What is asked: Each entry below should be returned exactly as is, with the pictures removed.

Data supplied:
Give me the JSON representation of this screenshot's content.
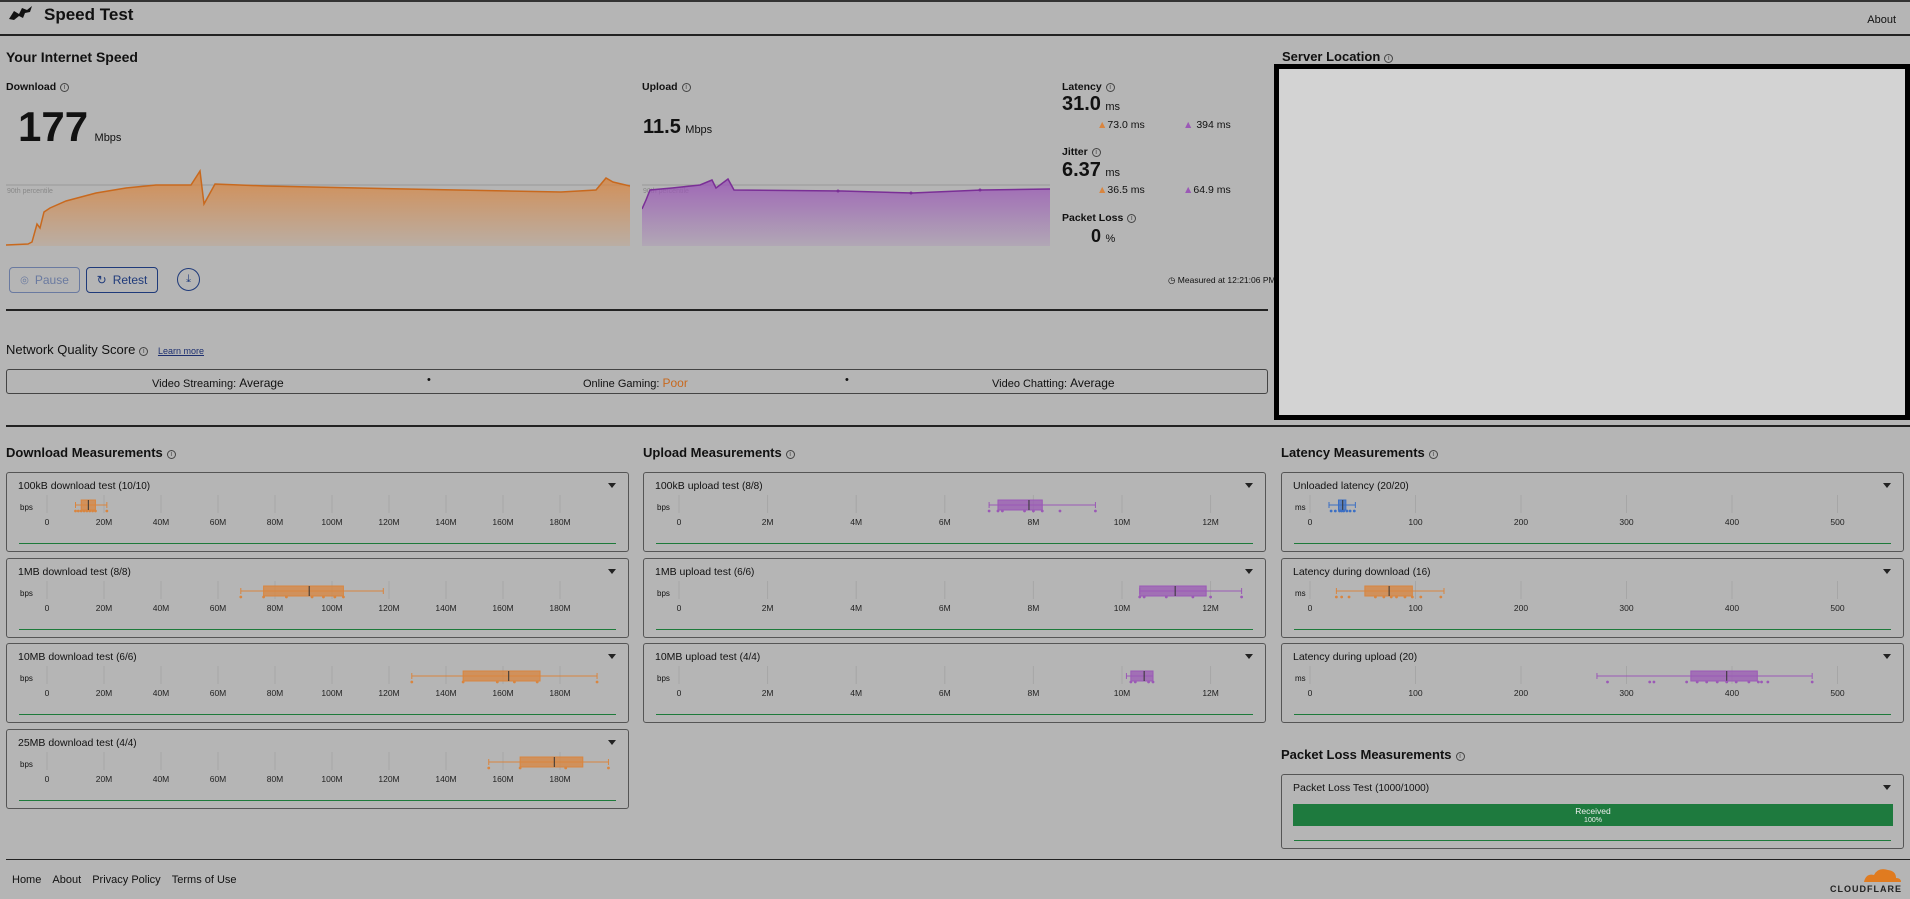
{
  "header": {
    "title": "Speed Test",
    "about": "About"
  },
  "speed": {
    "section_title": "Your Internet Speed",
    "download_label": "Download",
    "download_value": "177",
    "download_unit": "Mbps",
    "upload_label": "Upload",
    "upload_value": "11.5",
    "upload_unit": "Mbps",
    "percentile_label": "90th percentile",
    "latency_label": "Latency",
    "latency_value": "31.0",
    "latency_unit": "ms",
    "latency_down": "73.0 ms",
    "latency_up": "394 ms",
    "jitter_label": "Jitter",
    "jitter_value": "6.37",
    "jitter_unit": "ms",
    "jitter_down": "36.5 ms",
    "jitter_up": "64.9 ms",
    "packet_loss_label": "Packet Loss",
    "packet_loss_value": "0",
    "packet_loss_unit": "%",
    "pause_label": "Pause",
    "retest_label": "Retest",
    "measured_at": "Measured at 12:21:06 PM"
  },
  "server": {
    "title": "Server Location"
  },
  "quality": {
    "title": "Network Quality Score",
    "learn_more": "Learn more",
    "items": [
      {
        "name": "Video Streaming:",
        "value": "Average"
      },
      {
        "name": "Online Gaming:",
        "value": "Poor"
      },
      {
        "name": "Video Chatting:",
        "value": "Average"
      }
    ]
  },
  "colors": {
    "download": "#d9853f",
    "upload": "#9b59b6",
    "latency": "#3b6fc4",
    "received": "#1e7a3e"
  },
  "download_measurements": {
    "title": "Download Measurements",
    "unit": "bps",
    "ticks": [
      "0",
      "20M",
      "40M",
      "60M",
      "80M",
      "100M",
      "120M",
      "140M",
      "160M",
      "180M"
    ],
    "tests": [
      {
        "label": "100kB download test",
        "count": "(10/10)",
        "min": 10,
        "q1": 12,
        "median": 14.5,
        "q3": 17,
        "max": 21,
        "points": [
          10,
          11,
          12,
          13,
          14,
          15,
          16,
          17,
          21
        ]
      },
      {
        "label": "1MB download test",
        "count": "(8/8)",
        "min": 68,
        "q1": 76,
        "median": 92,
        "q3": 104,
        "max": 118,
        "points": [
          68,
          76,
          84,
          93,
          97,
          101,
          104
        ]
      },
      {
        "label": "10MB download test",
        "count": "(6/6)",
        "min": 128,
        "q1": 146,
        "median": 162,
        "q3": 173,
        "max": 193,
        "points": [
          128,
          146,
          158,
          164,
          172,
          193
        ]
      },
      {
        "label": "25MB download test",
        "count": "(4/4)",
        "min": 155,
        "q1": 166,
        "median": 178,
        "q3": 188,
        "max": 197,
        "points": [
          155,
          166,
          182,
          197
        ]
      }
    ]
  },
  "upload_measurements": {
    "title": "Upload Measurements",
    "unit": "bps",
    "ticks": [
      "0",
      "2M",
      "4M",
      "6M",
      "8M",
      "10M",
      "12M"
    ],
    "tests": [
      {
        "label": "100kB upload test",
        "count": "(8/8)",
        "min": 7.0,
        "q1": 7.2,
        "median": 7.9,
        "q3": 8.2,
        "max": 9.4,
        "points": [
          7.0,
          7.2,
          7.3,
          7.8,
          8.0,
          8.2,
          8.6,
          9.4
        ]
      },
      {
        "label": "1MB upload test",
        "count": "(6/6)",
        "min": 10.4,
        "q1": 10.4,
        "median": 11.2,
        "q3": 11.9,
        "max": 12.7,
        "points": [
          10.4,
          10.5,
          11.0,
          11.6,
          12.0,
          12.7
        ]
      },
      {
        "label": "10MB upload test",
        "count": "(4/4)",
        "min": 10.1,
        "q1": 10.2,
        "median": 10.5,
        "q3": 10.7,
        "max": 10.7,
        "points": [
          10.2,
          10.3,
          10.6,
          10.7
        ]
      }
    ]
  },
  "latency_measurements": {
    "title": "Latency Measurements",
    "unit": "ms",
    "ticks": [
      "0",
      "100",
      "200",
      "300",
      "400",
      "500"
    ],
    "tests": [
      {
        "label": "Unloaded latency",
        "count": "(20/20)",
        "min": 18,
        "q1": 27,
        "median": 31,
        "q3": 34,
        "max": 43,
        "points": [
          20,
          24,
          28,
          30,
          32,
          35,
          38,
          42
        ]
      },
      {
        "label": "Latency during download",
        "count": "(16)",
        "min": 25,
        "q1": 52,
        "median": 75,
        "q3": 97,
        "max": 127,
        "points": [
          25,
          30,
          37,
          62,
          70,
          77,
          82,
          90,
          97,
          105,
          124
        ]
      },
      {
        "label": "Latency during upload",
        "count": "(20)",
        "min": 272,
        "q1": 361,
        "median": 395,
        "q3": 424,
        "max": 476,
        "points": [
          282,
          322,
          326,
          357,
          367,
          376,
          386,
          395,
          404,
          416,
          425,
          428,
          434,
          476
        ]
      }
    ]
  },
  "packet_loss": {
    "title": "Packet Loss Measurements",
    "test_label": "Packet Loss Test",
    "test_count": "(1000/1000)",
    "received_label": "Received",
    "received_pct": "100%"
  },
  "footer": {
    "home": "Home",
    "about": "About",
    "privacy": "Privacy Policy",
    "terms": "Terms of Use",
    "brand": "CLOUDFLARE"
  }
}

Correct answer:
Give me the JSON representation of this screenshot's content.
{
  "header": {
    "title": "Speed Test",
    "about": "About"
  },
  "speed": {
    "section_title": "Your Internet Speed",
    "download_label": "Download",
    "download_value": "177",
    "download_unit": "Mbps",
    "upload_label": "Upload",
    "upload_value": "11.5",
    "upload_unit": "Mbps",
    "percentile_label": "90th percentile",
    "latency_label": "Latency",
    "latency_value": "31.0",
    "latency_unit": "ms",
    "latency_down": "73.0 ms",
    "latency_up": "394 ms",
    "jitter_label": "Jitter",
    "jitter_value": "6.37",
    "jitter_unit": "ms",
    "jitter_down": "36.5 ms",
    "jitter_up": "64.9 ms",
    "packet_loss_label": "Packet Loss",
    "packet_loss_value": "0",
    "packet_loss_unit": "%",
    "pause_label": "Pause",
    "retest_label": "Retest",
    "measured_at": "Measured at 12:21:06 PM"
  },
  "server": {
    "title": "Server Location"
  },
  "quality": {
    "title": "Network Quality Score",
    "learn_more": "Learn more",
    "items": [
      {
        "name": "Video Streaming:",
        "value": "Average"
      },
      {
        "name": "Online Gaming:",
        "value": "Poor"
      },
      {
        "name": "Video Chatting:",
        "value": "Average"
      }
    ]
  },
  "colors": {
    "download": "#d9853f",
    "upload": "#9b59b6",
    "latency": "#3b6fc4",
    "received": "#1e7a3e"
  },
  "download_measurements": {
    "title": "Download Measurements",
    "unit": "bps",
    "ticks": [
      "0",
      "20M",
      "40M",
      "60M",
      "80M",
      "100M",
      "120M",
      "140M",
      "160M",
      "180M"
    ],
    "tests": [
      {
        "label": "100kB download test",
        "count": "(10/10)",
        "min": 10,
        "q1": 12,
        "median": 14.5,
        "q3": 17,
        "max": 21,
        "points": [
          10,
          11,
          12,
          13,
          14,
          15,
          16,
          17,
          21
        ]
      },
      {
        "label": "1MB download test",
        "count": "(8/8)",
        "min": 68,
        "q1": 76,
        "median": 92,
        "q3": 104,
        "max": 118,
        "points": [
          68,
          76,
          84,
          93,
          97,
          101,
          104
        ]
      },
      {
        "label": "10MB download test",
        "count": "(6/6)",
        "min": 128,
        "q1": 146,
        "median": 162,
        "q3": 173,
        "max": 193,
        "points": [
          128,
          146,
          158,
          164,
          172,
          193
        ]
      },
      {
        "label": "25MB download test",
        "count": "(4/4)",
        "min": 155,
        "q1": 166,
        "median": 178,
        "q3": 188,
        "max": 197,
        "points": [
          155,
          166,
          182,
          197
        ]
      }
    ]
  },
  "upload_measurements": {
    "title": "Upload Measurements",
    "unit": "bps",
    "ticks": [
      "0",
      "2M",
      "4M",
      "6M",
      "8M",
      "10M",
      "12M"
    ],
    "tests": [
      {
        "label": "100kB upload test",
        "count": "(8/8)",
        "min": 7.0,
        "q1": 7.2,
        "median": 7.9,
        "q3": 8.2,
        "max": 9.4,
        "points": [
          7.0,
          7.2,
          7.3,
          7.8,
          8.0,
          8.2,
          8.6,
          9.4
        ]
      },
      {
        "label": "1MB upload test",
        "count": "(6/6)",
        "min": 10.4,
        "q1": 10.4,
        "median": 11.2,
        "q3": 11.9,
        "max": 12.7,
        "points": [
          10.4,
          10.5,
          11.0,
          11.6,
          12.0,
          12.7
        ]
      },
      {
        "label": "10MB upload test",
        "count": "(4/4)",
        "min": 10.1,
        "q1": 10.2,
        "median": 10.5,
        "q3": 10.7,
        "max": 10.7,
        "points": [
          10.2,
          10.3,
          10.6,
          10.7
        ]
      }
    ]
  },
  "latency_measurements": {
    "title": "Latency Measurements",
    "unit": "ms",
    "ticks": [
      "0",
      "100",
      "200",
      "300",
      "400",
      "500"
    ],
    "tests": [
      {
        "label": "Unloaded latency",
        "count": "(20/20)",
        "min": 18,
        "q1": 27,
        "median": 31,
        "q3": 34,
        "max": 43,
        "points": [
          20,
          24,
          28,
          30,
          32,
          35,
          38,
          42
        ]
      },
      {
        "label": "Latency during download",
        "count": "(16)",
        "min": 25,
        "q1": 52,
        "median": 75,
        "q3": 97,
        "max": 127,
        "points": [
          25,
          30,
          37,
          62,
          70,
          77,
          82,
          90,
          97,
          105,
          124
        ]
      },
      {
        "label": "Latency during upload",
        "count": "(20)",
        "min": 272,
        "q1": 361,
        "median": 395,
        "q3": 424,
        "max": 476,
        "points": [
          282,
          322,
          326,
          357,
          367,
          376,
          386,
          395,
          404,
          416,
          425,
          428,
          434,
          476
        ]
      }
    ]
  },
  "packet_loss": {
    "title": "Packet Loss Measurements",
    "test_label": "Packet Loss Test",
    "test_count": "(1000/1000)",
    "received_label": "Received",
    "received_pct": "100%"
  },
  "footer": {
    "home": "Home",
    "about": "About",
    "privacy": "Privacy Policy",
    "terms": "Terms of Use",
    "brand": "CLOUDFLARE"
  }
}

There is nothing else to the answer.